**WORK INSTRUCTIONS**. Write out every entry exactly as given, but omit the pictures.

**ENTRIES**.

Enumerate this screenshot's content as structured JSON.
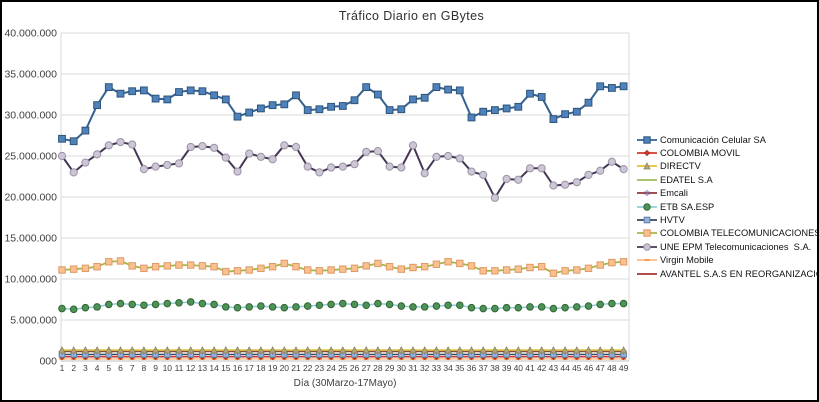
{
  "chart": {
    "title": "Tráfico Diario en GBytes",
    "x_axis": {
      "title": "Día (30Marzo-17Mayo)",
      "tick_labels": [
        1,
        2,
        3,
        4,
        5,
        6,
        7,
        8,
        9,
        10,
        11,
        12,
        13,
        14,
        15,
        16,
        17,
        18,
        19,
        20,
        21,
        22,
        23,
        24,
        25,
        26,
        27,
        28,
        29,
        30,
        31,
        32,
        33,
        34,
        35,
        36,
        37,
        38,
        39,
        40,
        41,
        42,
        43,
        44,
        45,
        46,
        47,
        48,
        49
      ]
    },
    "y_axis": {
      "tick_labels": [
        "40.000.000",
        "35.000.000",
        "30.000.000",
        "25.000.000",
        "20.000.000",
        "15.000.000",
        "10.000.000",
        "5.000.000",
        "000"
      ],
      "tick_values": [
        40000000,
        35000000,
        30000000,
        25000000,
        20000000,
        15000000,
        10000000,
        5000000,
        0
      ]
    },
    "colors": {
      "gridline": "#d9d9d9",
      "axis_line": "#bfbfbf",
      "text": "#3f3f3f"
    }
  },
  "chart_data": {
    "type": "line",
    "title": "Tráfico Diario en GBytes",
    "xlabel": "Día (30Marzo-17Mayo)",
    "ylabel": "",
    "x": [
      1,
      2,
      3,
      4,
      5,
      6,
      7,
      8,
      9,
      10,
      11,
      12,
      13,
      14,
      15,
      16,
      17,
      18,
      19,
      20,
      21,
      22,
      23,
      24,
      25,
      26,
      27,
      28,
      29,
      30,
      31,
      32,
      33,
      34,
      35,
      36,
      37,
      38,
      39,
      40,
      41,
      42,
      43,
      44,
      45,
      46,
      47,
      48,
      49
    ],
    "ylim": [
      0,
      40000000
    ],
    "grid": true,
    "legend_position": "right",
    "series": [
      {
        "id": "comunicacion-celular-sa",
        "name": "Comunicación Celular SA",
        "line_color": "#34618f",
        "marker": "square",
        "marker_size": 3.4,
        "marker_fill": "#4f81bd",
        "marker_stroke": "#2e5578",
        "line_width": 2,
        "values": [
          27100000,
          26800000,
          28100000,
          31200000,
          33400000,
          32600000,
          32900000,
          33000000,
          32000000,
          31900000,
          32800000,
          33000000,
          32900000,
          32400000,
          31900000,
          29800000,
          30300000,
          30800000,
          31200000,
          31300000,
          32400000,
          30600000,
          30700000,
          31000000,
          31100000,
          31800000,
          33400000,
          32500000,
          30600000,
          30700000,
          31900000,
          32100000,
          33400000,
          33100000,
          33000000,
          29700000,
          30400000,
          30600000,
          30800000,
          31000000,
          32600000,
          32200000,
          29500000,
          30100000,
          30400000,
          31500000,
          33500000,
          33300000,
          33500000
        ]
      },
      {
        "id": "colombia-movil",
        "name": "COLOMBIA MOVIL",
        "line_color": "#d3392c",
        "marker": "diamond",
        "marker_size": 2.6,
        "marker_fill": "#d3392c",
        "marker_stroke": "#a32a20",
        "line_width": 1.3,
        "constant_value": 500000
      },
      {
        "id": "directv",
        "name": "DIRECTV",
        "line_color": "#e3c23a",
        "marker": "triangle",
        "marker_size": 3,
        "marker_fill": "#b3a67c",
        "marker_stroke": "#8c8456",
        "line_width": 1.3,
        "constant_value": 1350000
      },
      {
        "id": "edatel-sa",
        "name": "EDATEL S.A",
        "line_color": "#9bbb59",
        "marker": "none",
        "marker_size": 0,
        "marker_fill": "#9bbb59",
        "marker_stroke": "#9bbb59",
        "line_width": 1.6,
        "constant_value": 1300000
      },
      {
        "id": "emcali",
        "name": "Emcali",
        "line_color": "#943634",
        "marker": "asterisk",
        "marker_size": 3,
        "marker_fill": "#8064a2",
        "marker_stroke": "#8064a2",
        "line_width": 1.2,
        "constant_value": 1150000
      },
      {
        "id": "etb-sa-esp",
        "name": "ETB SA.ESP",
        "line_color": "#92cddc",
        "marker": "circle",
        "marker_size": 3.3,
        "marker_fill": "#4e9258",
        "marker_stroke": "#2f6632",
        "line_width": 1.5,
        "values": [
          6400000,
          6300000,
          6500000,
          6600000,
          6900000,
          7000000,
          6900000,
          6800000,
          6900000,
          7000000,
          7100000,
          7200000,
          7000000,
          6900000,
          6600000,
          6500000,
          6600000,
          6700000,
          6600000,
          6500000,
          6600000,
          6700000,
          6800000,
          6900000,
          7000000,
          6900000,
          6800000,
          7000000,
          6900000,
          6700000,
          6600000,
          6600000,
          6700000,
          6800000,
          6800000,
          6500000,
          6400000,
          6400000,
          6500000,
          6500000,
          6600000,
          6600000,
          6400000,
          6500000,
          6600000,
          6700000,
          6900000,
          7000000,
          7000000
        ]
      },
      {
        "id": "hvtv",
        "name": "HVTV",
        "line_color": "#32475f",
        "marker": "square",
        "marker_size": 2.8,
        "marker_fill": "#95b3d7",
        "marker_stroke": "#5d7fac",
        "line_width": 1.3,
        "constant_value": 800000
      },
      {
        "id": "colombia-telecomunicaciones",
        "name": "COLOMBIA TELECOMUNICACIONES",
        "line_color": "#a8b545",
        "marker": "square",
        "marker_size": 3.2,
        "marker_fill": "#fac090",
        "marker_stroke": "#de9a67",
        "line_width": 1.8,
        "values": [
          11100000,
          11200000,
          11300000,
          11500000,
          12100000,
          12200000,
          11600000,
          11300000,
          11500000,
          11600000,
          11700000,
          11700000,
          11600000,
          11500000,
          10900000,
          11000000,
          11100000,
          11300000,
          11500000,
          11900000,
          11500000,
          11100000,
          11000000,
          11100000,
          11200000,
          11300000,
          11600000,
          11900000,
          11500000,
          11200000,
          11400000,
          11500000,
          11800000,
          12100000,
          11900000,
          11600000,
          11000000,
          11000000,
          11100000,
          11200000,
          11400000,
          11500000,
          10700000,
          11000000,
          11100000,
          11300000,
          11700000,
          12000000,
          12100000
        ]
      },
      {
        "id": "une-epm-telecomunicaciones-sa",
        "name": "UNE EPM Telecomunicaciones  S.A.",
        "line_color": "#453655",
        "marker": "circle",
        "marker_size": 3.6,
        "marker_fill": "#cdc6d4",
        "marker_stroke": "#9a92a5",
        "line_width": 2,
        "values": [
          25000000,
          23000000,
          24200000,
          25200000,
          26300000,
          26700000,
          26400000,
          23400000,
          23700000,
          23900000,
          24100000,
          26100000,
          26200000,
          26000000,
          24800000,
          23100000,
          25300000,
          24900000,
          24600000,
          26300000,
          26100000,
          23700000,
          23000000,
          23600000,
          23700000,
          24000000,
          25500000,
          25600000,
          23700000,
          23600000,
          26300000,
          22900000,
          24900000,
          25000000,
          24700000,
          23100000,
          22700000,
          19900000,
          22200000,
          22100000,
          23500000,
          23500000,
          21400000,
          21500000,
          21800000,
          22700000,
          23200000,
          24300000,
          23400000
        ]
      },
      {
        "id": "virgin-mobile",
        "name": "Virgin Mobile",
        "line_color": "#fbbe8c",
        "marker": "dash",
        "marker_size": 2.6,
        "marker_fill": "#f79646",
        "marker_stroke": "#f79646",
        "line_width": 1.4,
        "constant_value": 250000
      },
      {
        "id": "avantel-sas-en-reorganizacion",
        "name": "AVANTEL S.A.S EN REORGANIZACION",
        "line_color": "#a43430",
        "marker": "none",
        "marker_size": 0,
        "marker_fill": "#a43430",
        "marker_stroke": "#a43430",
        "line_width": 1.6,
        "constant_value": 550000
      }
    ]
  }
}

**SOLUTION**.
Enumerate this screenshot's content as structured JSON.
{
  "chart": {
    "title": "Tráfico Diario en GBytes",
    "x_axis": {
      "title": "Día (30Marzo-17Mayo)",
      "tick_labels": [
        1,
        2,
        3,
        4,
        5,
        6,
        7,
        8,
        9,
        10,
        11,
        12,
        13,
        14,
        15,
        16,
        17,
        18,
        19,
        20,
        21,
        22,
        23,
        24,
        25,
        26,
        27,
        28,
        29,
        30,
        31,
        32,
        33,
        34,
        35,
        36,
        37,
        38,
        39,
        40,
        41,
        42,
        43,
        44,
        45,
        46,
        47,
        48,
        49
      ]
    },
    "y_axis": {
      "tick_labels": [
        "40.000.000",
        "35.000.000",
        "30.000.000",
        "25.000.000",
        "20.000.000",
        "15.000.000",
        "10.000.000",
        "5.000.000",
        "000"
      ],
      "tick_values": [
        40000000,
        35000000,
        30000000,
        25000000,
        20000000,
        15000000,
        10000000,
        5000000,
        0
      ]
    },
    "colors": {
      "gridline": "#d9d9d9",
      "axis_line": "#bfbfbf",
      "text": "#3f3f3f"
    }
  },
  "chart_data": {
    "type": "line",
    "title": "Tráfico Diario en GBytes",
    "xlabel": "Día (30Marzo-17Mayo)",
    "ylabel": "",
    "x": [
      1,
      2,
      3,
      4,
      5,
      6,
      7,
      8,
      9,
      10,
      11,
      12,
      13,
      14,
      15,
      16,
      17,
      18,
      19,
      20,
      21,
      22,
      23,
      24,
      25,
      26,
      27,
      28,
      29,
      30,
      31,
      32,
      33,
      34,
      35,
      36,
      37,
      38,
      39,
      40,
      41,
      42,
      43,
      44,
      45,
      46,
      47,
      48,
      49
    ],
    "ylim": [
      0,
      40000000
    ],
    "grid": true,
    "legend_position": "right",
    "series": [
      {
        "id": "comunicacion-celular-sa",
        "name": "Comunicación Celular SA",
        "line_color": "#34618f",
        "marker": "square",
        "marker_size": 3.4,
        "marker_fill": "#4f81bd",
        "marker_stroke": "#2e5578",
        "line_width": 2,
        "values": [
          27100000,
          26800000,
          28100000,
          31200000,
          33400000,
          32600000,
          32900000,
          33000000,
          32000000,
          31900000,
          32800000,
          33000000,
          32900000,
          32400000,
          31900000,
          29800000,
          30300000,
          30800000,
          31200000,
          31300000,
          32400000,
          30600000,
          30700000,
          31000000,
          31100000,
          31800000,
          33400000,
          32500000,
          30600000,
          30700000,
          31900000,
          32100000,
          33400000,
          33100000,
          33000000,
          29700000,
          30400000,
          30600000,
          30800000,
          31000000,
          32600000,
          32200000,
          29500000,
          30100000,
          30400000,
          31500000,
          33500000,
          33300000,
          33500000
        ]
      },
      {
        "id": "colombia-movil",
        "name": "COLOMBIA MOVIL",
        "line_color": "#d3392c",
        "marker": "diamond",
        "marker_size": 2.6,
        "marker_fill": "#d3392c",
        "marker_stroke": "#a32a20",
        "line_width": 1.3,
        "constant_value": 500000
      },
      {
        "id": "directv",
        "name": "DIRECTV",
        "line_color": "#e3c23a",
        "marker": "triangle",
        "marker_size": 3,
        "marker_fill": "#b3a67c",
        "marker_stroke": "#8c8456",
        "line_width": 1.3,
        "constant_value": 1350000
      },
      {
        "id": "edatel-sa",
        "name": "EDATEL S.A",
        "line_color": "#9bbb59",
        "marker": "none",
        "marker_size": 0,
        "marker_fill": "#9bbb59",
        "marker_stroke": "#9bbb59",
        "line_width": 1.6,
        "constant_value": 1300000
      },
      {
        "id": "emcali",
        "name": "Emcali",
        "line_color": "#943634",
        "marker": "asterisk",
        "marker_size": 3,
        "marker_fill": "#8064a2",
        "marker_stroke": "#8064a2",
        "line_width": 1.2,
        "constant_value": 1150000
      },
      {
        "id": "etb-sa-esp",
        "name": "ETB SA.ESP",
        "line_color": "#92cddc",
        "marker": "circle",
        "marker_size": 3.3,
        "marker_fill": "#4e9258",
        "marker_stroke": "#2f6632",
        "line_width": 1.5,
        "values": [
          6400000,
          6300000,
          6500000,
          6600000,
          6900000,
          7000000,
          6900000,
          6800000,
          6900000,
          7000000,
          7100000,
          7200000,
          7000000,
          6900000,
          6600000,
          6500000,
          6600000,
          6700000,
          6600000,
          6500000,
          6600000,
          6700000,
          6800000,
          6900000,
          7000000,
          6900000,
          6800000,
          7000000,
          6900000,
          6700000,
          6600000,
          6600000,
          6700000,
          6800000,
          6800000,
          6500000,
          6400000,
          6400000,
          6500000,
          6500000,
          6600000,
          6600000,
          6400000,
          6500000,
          6600000,
          6700000,
          6900000,
          7000000,
          7000000
        ]
      },
      {
        "id": "hvtv",
        "name": "HVTV",
        "line_color": "#32475f",
        "marker": "square",
        "marker_size": 2.8,
        "marker_fill": "#95b3d7",
        "marker_stroke": "#5d7fac",
        "line_width": 1.3,
        "constant_value": 800000
      },
      {
        "id": "colombia-telecomunicaciones",
        "name": "COLOMBIA TELECOMUNICACIONES",
        "line_color": "#a8b545",
        "marker": "square",
        "marker_size": 3.2,
        "marker_fill": "#fac090",
        "marker_stroke": "#de9a67",
        "line_width": 1.8,
        "values": [
          11100000,
          11200000,
          11300000,
          11500000,
          12100000,
          12200000,
          11600000,
          11300000,
          11500000,
          11600000,
          11700000,
          11700000,
          11600000,
          11500000,
          10900000,
          11000000,
          11100000,
          11300000,
          11500000,
          11900000,
          11500000,
          11100000,
          11000000,
          11100000,
          11200000,
          11300000,
          11600000,
          11900000,
          11500000,
          11200000,
          11400000,
          11500000,
          11800000,
          12100000,
          11900000,
          11600000,
          11000000,
          11000000,
          11100000,
          11200000,
          11400000,
          11500000,
          10700000,
          11000000,
          11100000,
          11300000,
          11700000,
          12000000,
          12100000
        ]
      },
      {
        "id": "une-epm-telecomunicaciones-sa",
        "name": "UNE EPM Telecomunicaciones  S.A.",
        "line_color": "#453655",
        "marker": "circle",
        "marker_size": 3.6,
        "marker_fill": "#cdc6d4",
        "marker_stroke": "#9a92a5",
        "line_width": 2,
        "values": [
          25000000,
          23000000,
          24200000,
          25200000,
          26300000,
          26700000,
          26400000,
          23400000,
          23700000,
          23900000,
          24100000,
          26100000,
          26200000,
          26000000,
          24800000,
          23100000,
          25300000,
          24900000,
          24600000,
          26300000,
          26100000,
          23700000,
          23000000,
          23600000,
          23700000,
          24000000,
          25500000,
          25600000,
          23700000,
          23600000,
          26300000,
          22900000,
          24900000,
          25000000,
          24700000,
          23100000,
          22700000,
          19900000,
          22200000,
          22100000,
          23500000,
          23500000,
          21400000,
          21500000,
          21800000,
          22700000,
          23200000,
          24300000,
          23400000
        ]
      },
      {
        "id": "virgin-mobile",
        "name": "Virgin Mobile",
        "line_color": "#fbbe8c",
        "marker": "dash",
        "marker_size": 2.6,
        "marker_fill": "#f79646",
        "marker_stroke": "#f79646",
        "line_width": 1.4,
        "constant_value": 250000
      },
      {
        "id": "avantel-sas-en-reorganizacion",
        "name": "AVANTEL S.A.S EN REORGANIZACION",
        "line_color": "#a43430",
        "marker": "none",
        "marker_size": 0,
        "marker_fill": "#a43430",
        "marker_stroke": "#a43430",
        "line_width": 1.6,
        "constant_value": 550000
      }
    ]
  }
}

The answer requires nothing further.